### EXERCISE DESCRIPTION
Print every record below exactly as written.

(Stored records)
===============
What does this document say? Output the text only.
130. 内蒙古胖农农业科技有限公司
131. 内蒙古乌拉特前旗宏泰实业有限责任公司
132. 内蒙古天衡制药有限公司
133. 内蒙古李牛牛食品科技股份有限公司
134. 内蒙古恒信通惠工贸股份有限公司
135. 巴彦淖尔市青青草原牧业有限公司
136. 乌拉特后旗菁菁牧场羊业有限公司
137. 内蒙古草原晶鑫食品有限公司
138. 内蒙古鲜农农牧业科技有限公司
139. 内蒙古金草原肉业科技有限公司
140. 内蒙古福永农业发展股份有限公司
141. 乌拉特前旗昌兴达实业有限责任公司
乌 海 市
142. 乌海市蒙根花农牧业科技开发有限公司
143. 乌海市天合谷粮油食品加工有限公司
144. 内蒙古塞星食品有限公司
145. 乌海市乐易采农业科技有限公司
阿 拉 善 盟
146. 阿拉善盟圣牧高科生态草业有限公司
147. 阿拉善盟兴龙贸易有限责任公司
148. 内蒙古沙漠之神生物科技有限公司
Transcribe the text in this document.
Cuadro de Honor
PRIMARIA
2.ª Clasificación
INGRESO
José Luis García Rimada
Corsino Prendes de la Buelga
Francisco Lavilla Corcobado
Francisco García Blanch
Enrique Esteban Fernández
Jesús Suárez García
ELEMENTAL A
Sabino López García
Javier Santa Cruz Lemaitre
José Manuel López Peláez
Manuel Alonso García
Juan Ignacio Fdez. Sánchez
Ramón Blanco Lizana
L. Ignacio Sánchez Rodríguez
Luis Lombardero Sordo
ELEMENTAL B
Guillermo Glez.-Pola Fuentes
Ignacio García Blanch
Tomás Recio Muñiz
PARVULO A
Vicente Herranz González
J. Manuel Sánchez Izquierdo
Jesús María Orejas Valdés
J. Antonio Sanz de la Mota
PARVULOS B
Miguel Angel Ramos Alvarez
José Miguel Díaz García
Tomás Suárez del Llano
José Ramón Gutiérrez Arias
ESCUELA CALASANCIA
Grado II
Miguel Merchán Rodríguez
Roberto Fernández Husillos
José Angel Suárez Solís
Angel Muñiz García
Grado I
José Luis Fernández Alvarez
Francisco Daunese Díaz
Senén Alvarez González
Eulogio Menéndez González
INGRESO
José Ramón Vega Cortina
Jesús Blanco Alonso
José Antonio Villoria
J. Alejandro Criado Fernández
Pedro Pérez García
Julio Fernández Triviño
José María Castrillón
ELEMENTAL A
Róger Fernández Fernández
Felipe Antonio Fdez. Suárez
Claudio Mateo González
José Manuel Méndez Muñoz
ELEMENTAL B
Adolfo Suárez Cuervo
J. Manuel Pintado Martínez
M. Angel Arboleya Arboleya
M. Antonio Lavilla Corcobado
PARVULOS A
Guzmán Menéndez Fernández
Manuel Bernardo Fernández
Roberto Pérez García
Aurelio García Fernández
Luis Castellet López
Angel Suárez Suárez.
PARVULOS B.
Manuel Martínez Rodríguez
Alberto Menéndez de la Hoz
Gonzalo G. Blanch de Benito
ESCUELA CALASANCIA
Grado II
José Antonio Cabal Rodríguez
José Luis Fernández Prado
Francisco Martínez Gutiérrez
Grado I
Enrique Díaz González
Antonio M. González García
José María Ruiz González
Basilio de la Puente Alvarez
===============
### ANSWER TO THIS EXERCISE
What does this document say? Output the text only.
130. 内蒙古胖农农业科技有限公司
131. 内蒙古乌拉特前旗宏泰实业有限责任公司
132. 内蒙古天衡制药有限公司
133. 内蒙古李牛牛食品科技股份有限公司
134. 内蒙古恒信通惠工贸股份有限公司
135. 巴彦淖尔市青青草原牧业有限公司
136. 乌拉特后旗菁菁牧场羊业有限公司
137. 内蒙古草原晶鑫食品有限公司
138. 内蒙古鲜农农牧业科技有限公司
139. 内蒙古金草原肉业科技有限公司
140. 内蒙古福永农业发展股份有限公司
141. 乌拉特前旗昌兴达实业有限责任公司
乌 海 市
142. 乌海市蒙根花农牧业科技开发有限公司
143. 乌海市天合谷粮油食品加工有限公司
144. 内蒙古塞星食品有限公司
145. 乌海市乐易采农业科技有限公司
阿 拉 善 盟
146. 阿拉善盟圣牧高科生态草业有限公司
147. 阿拉善盟兴龙贸易有限责任公司
148. 内蒙古沙漠之神生物科技有限公司
Transcribe the text in this document.
Cuadro de Honor
PRIMARIA
2.ª Clasificación
INGRESO
José Luis García Rimada
Corsino Prendes de la Buelga
Francisco Lavilla Corcobado
Francisco García Blanch
Enrique Esteban Fernández
Jesús Suárez García
ELEMENTAL A
Sabino López García
Javier Santa Cruz Lemaitre
José Manuel López Peláez
Manuel Alonso García
Juan Ignacio Fdez. Sánchez
Ramón Blanco Lizana
L. Ignacio Sánchez Rodríguez
Luis Lombardero Sordo
ELEMENTAL B
Guillermo Glez.-Pola Fuentes
Ignacio García Blanch
Tomás Recio Muñiz
PARVULO A
Vicente Herranz González
J. Manuel Sánchez Izquierdo
Jesús María Orejas Valdés
J. Antonio Sanz de la Mota
PARVULOS B
Miguel Angel Ramos Alvarez
José Miguel Díaz García
Tomás Suárez del Llano
José Ramón Gutiérrez Arias
ESCUELA CALASANCIA
Grado II
Miguel Merchán Rodríguez
Roberto Fernández Husillos
José Angel Suárez Solís
Angel Muñiz García
Grado I
José Luis Fernández Alvarez
Francisco Daunese Díaz
Senén Alvarez González
Eulogio Menéndez González
INGRESO
José Ramón Vega Cortina
Jesús Blanco Alonso
José Antonio Villoria
J. Alejandro Criado Fernández
Pedro Pérez García
Julio Fernández Triviño
José María Castrillón
ELEMENTAL A
Róger Fernández Fernández
Felipe Antonio Fdez. Suárez
Claudio Mateo González
José Manuel Méndez Muñoz
ELEMENTAL B
Adolfo Suárez Cuervo
J. Manuel Pintado Martínez
M. Angel Arboleya Arboleya
M. Antonio Lavilla Corcobado
PARVULOS A
Guzmán Menéndez Fernández
Manuel Bernardo Fernández
Roberto Pérez García
Aurelio García Fernández
Luis Castellet López
Angel Suárez Suárez.
PARVULOS B.
Manuel Martínez Rodríguez
Alberto Menéndez de la Hoz
Gonzalo G. Blanch de Benito
ESCUELA CALASANCIA
Grado II
José Antonio Cabal Rodríguez
José Luis Fernández Prado
Francisco Martínez Gutiérrez
Grado I
Enrique Díaz González
Antonio M. González García
José María Ruiz González
Basilio de la Puente Alvarez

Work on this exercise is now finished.